__WORK REQUIRED__: Copy the data that follows exactly. Include no pictures.

Saved entries
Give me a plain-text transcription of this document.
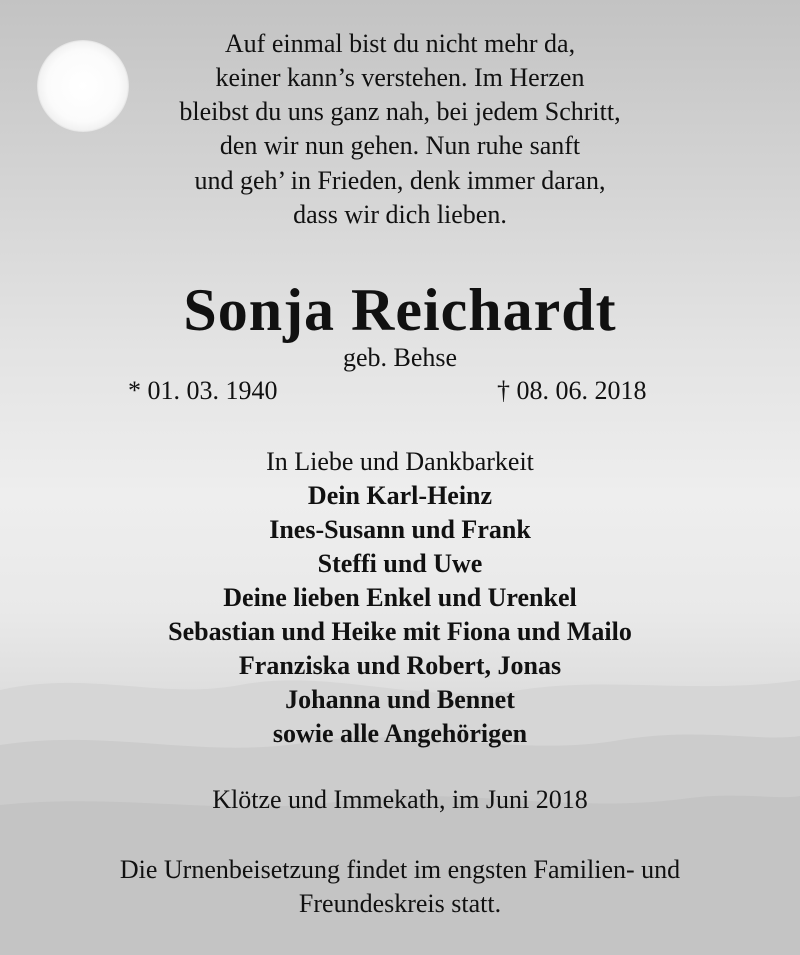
Auf einmal bist du nicht mehr da,
keiner kann’s verstehen. Im Herzen
bleibst du uns ganz nah, bei jedem Schritt,
den wir nun gehen. Nun ruhe sanft
und geh’ in Frieden, denk immer daran,
dass wir dich lieben.
Sonja Reichardt
geb. Behse
* 01. 03. 1940	† 08. 06. 2018
In Liebe und Dankbarkeit
Dein Karl-Heinz
Ines-Susann und Frank
Steffi und Uwe
Deine lieben Enkel und Urenkel
Sebastian und Heike mit Fiona und Mailo
Franziska und Robert, Jonas
Johanna und Bennet
sowie alle Angehörigen
Klötze und Immekath, im Juni 2018
Die Urnenbeisetzung findet im engsten Familien- und
Freundeskreis statt.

__OUTPUT FOR THIS EXERCISE__:
Give me a plain-text transcription of this document.
Auf einmal bist du nicht mehr da,
keiner kann’s verstehen. Im Herzen
bleibst du uns ganz nah, bei jedem Schritt,
den wir nun gehen. Nun ruhe sanft
und geh’ in Frieden, denk immer daran,
dass wir dich lieben.
Sonja Reichardt
geb. Behse
* 01. 03. 1940	† 08. 06. 2018
In Liebe und Dankbarkeit
Dein Karl-Heinz
Ines-Susann und Frank
Steffi und Uwe
Deine lieben Enkel und Urenkel
Sebastian und Heike mit Fiona und Mailo
Franziska und Robert, Jonas
Johanna und Bennet
sowie alle Angehörigen
Klötze und Immekath, im Juni 2018
Die Urnenbeisetzung findet im engsten Familien- und
Freundeskreis statt.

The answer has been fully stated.